Written exercise: Write out the entries below again, switching "chevron-icon" to "arrow-icon" wherever it occurs and leaving everything else unchanged.

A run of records
_ _ _ _ _ _ _

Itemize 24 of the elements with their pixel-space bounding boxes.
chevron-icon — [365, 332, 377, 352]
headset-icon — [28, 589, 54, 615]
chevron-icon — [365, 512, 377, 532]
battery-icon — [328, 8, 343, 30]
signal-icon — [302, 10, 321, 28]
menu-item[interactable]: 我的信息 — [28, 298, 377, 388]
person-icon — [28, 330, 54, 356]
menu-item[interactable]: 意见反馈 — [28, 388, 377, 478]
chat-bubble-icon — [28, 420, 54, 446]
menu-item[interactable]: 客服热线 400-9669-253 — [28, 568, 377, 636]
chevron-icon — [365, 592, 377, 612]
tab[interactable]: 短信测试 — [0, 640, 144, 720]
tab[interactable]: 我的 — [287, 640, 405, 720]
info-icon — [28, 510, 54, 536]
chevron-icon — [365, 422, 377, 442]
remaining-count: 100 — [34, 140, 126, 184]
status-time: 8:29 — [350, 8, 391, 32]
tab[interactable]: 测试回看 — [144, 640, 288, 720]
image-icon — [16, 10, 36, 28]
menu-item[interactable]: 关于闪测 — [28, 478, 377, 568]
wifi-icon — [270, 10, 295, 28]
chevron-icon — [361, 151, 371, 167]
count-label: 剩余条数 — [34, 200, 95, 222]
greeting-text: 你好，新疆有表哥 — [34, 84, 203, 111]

_ _ _ _ _ _ _

Final answer:
Itemize 24 of the elements with their pixel-space bounding boxes.
arrow-icon — [365, 332, 377, 352]
headset-icon — [28, 589, 54, 615]
arrow-icon — [365, 512, 377, 532]
battery-icon — [328, 8, 343, 30]
signal-icon — [302, 10, 321, 28]
menu-item[interactable]: 我的信息 — [28, 298, 377, 388]
person-icon — [28, 330, 54, 356]
menu-item[interactable]: 意见反馈 — [28, 388, 377, 478]
chat-bubble-icon — [28, 420, 54, 446]
menu-item[interactable]: 客服热线 400-9669-253 — [28, 568, 377, 636]
arrow-icon — [365, 592, 377, 612]
tab[interactable]: 短信测试 — [0, 640, 144, 720]
tab[interactable]: 我的 — [287, 640, 405, 720]
info-icon — [28, 510, 54, 536]
arrow-icon — [365, 422, 377, 442]
remaining-count: 100 — [34, 140, 126, 184]
status-time: 8:29 — [350, 8, 391, 32]
tab[interactable]: 测试回看 — [144, 640, 288, 720]
image-icon — [16, 10, 36, 28]
menu-item[interactable]: 关于闪测 — [28, 478, 377, 568]
wifi-icon — [270, 10, 295, 28]
arrow-icon — [361, 151, 371, 167]
count-label: 剩余条数 — [34, 200, 95, 222]
greeting-text: 你好，新疆有表哥 — [34, 84, 203, 111]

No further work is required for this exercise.